### [Aim]
The records below are split into lines. How many of those lines contain the string "NamedColor"? Reply with the number only.

Data entries:
------------------------
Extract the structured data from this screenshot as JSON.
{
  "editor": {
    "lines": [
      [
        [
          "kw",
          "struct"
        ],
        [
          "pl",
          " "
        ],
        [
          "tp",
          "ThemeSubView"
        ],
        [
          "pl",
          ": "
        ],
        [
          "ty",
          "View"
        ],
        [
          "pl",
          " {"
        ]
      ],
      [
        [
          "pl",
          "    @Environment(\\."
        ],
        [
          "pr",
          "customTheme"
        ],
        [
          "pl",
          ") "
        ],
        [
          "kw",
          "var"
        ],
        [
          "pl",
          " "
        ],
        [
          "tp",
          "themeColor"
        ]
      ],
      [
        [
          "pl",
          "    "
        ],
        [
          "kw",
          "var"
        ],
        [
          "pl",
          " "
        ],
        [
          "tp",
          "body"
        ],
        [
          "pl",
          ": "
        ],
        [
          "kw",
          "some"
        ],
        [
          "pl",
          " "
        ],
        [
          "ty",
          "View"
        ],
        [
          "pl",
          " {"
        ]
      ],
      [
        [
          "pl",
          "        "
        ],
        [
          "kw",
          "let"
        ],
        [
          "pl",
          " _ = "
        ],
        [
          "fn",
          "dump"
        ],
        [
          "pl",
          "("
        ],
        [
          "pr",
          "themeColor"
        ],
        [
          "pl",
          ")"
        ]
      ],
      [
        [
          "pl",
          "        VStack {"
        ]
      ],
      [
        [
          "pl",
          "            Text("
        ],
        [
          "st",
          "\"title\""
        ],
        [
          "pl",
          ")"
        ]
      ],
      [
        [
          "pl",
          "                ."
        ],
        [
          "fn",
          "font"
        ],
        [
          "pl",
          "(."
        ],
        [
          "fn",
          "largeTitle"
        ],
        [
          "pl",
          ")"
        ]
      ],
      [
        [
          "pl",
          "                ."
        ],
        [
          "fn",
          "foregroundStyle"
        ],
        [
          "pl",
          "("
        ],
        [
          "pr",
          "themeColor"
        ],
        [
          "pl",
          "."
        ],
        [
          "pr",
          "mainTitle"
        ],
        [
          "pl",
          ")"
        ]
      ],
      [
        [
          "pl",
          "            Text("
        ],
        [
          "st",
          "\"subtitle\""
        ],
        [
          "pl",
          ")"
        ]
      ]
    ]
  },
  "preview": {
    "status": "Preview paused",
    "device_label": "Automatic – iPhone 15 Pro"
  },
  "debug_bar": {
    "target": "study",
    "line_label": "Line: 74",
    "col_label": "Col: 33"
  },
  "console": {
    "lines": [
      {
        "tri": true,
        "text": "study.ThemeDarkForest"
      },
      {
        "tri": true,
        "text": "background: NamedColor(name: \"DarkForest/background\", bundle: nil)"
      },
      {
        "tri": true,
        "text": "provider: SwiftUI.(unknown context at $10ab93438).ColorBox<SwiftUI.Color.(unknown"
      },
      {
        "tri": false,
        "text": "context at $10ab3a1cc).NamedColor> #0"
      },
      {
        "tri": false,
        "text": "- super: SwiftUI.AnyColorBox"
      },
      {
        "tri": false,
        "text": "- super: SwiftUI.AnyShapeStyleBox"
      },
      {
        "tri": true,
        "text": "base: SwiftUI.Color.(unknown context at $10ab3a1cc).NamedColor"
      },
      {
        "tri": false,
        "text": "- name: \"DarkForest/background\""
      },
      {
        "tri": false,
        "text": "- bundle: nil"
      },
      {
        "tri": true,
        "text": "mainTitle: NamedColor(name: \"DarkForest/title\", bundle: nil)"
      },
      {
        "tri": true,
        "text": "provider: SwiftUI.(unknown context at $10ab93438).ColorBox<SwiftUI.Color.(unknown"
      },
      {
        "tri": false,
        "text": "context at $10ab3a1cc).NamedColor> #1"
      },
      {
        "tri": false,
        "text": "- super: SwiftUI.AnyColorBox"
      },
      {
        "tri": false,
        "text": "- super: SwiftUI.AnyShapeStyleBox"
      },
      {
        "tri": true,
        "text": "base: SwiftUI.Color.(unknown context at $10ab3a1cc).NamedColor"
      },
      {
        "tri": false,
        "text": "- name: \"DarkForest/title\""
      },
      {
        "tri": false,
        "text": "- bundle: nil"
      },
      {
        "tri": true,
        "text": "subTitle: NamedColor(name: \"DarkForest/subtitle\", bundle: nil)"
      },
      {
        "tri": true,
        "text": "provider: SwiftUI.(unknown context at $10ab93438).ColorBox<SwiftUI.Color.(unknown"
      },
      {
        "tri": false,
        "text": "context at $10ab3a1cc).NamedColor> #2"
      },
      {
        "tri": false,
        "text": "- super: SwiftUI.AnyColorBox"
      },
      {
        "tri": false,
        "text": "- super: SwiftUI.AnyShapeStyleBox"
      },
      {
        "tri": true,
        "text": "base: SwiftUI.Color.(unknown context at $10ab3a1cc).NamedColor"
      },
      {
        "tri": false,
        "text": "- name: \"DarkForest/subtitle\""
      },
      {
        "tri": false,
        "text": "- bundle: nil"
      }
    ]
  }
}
------------------------
### [Written answer]
9